-- What the task asks --
Pull out every line containing the string "hacia".

--- begin Dataset extract ---

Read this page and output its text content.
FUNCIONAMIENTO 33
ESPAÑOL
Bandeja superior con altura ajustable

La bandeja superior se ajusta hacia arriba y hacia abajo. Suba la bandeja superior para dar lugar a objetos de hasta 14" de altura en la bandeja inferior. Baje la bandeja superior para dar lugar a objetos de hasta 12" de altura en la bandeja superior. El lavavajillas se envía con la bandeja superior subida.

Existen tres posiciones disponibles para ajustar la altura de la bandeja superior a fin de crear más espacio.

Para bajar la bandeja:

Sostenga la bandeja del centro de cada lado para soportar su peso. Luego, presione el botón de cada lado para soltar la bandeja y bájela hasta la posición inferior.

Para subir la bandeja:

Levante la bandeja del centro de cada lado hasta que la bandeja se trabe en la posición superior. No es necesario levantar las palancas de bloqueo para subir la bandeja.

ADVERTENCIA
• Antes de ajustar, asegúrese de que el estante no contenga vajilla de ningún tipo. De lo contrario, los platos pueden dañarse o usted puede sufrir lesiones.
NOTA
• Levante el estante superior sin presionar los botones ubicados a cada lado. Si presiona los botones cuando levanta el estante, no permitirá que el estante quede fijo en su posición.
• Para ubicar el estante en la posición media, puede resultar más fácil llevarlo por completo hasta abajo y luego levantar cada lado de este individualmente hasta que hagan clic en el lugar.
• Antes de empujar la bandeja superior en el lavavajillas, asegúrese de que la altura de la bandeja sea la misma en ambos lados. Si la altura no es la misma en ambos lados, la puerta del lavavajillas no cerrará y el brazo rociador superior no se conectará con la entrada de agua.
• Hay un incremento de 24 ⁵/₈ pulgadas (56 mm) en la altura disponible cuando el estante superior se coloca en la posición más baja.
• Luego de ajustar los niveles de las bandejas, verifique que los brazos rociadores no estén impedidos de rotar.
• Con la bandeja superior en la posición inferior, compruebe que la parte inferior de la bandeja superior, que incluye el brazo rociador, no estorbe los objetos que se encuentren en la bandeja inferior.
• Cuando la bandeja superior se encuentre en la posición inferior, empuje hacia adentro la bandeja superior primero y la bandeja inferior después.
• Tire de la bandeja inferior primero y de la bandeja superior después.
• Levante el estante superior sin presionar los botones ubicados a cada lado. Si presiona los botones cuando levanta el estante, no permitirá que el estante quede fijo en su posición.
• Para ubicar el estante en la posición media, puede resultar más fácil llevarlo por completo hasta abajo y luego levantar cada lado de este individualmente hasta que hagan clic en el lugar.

--- end Dataset extract ---

-- Response below --
La bandeja superior se ajusta hacia arriba y hacia abajo. Suba la bandeja superior para dar lugar a objetos de hasta 14" de altura en la bandeja inferior. Baje la bandeja superior para dar lugar a objetos de hasta 12" de altura en la bandeja superior. El lavavajillas se envía con la bandeja superior subida.
• Cuando la bandeja superior se encuentre en la posición inferior, empuje hacia adentro la bandeja superior primero y la bandeja inferior después.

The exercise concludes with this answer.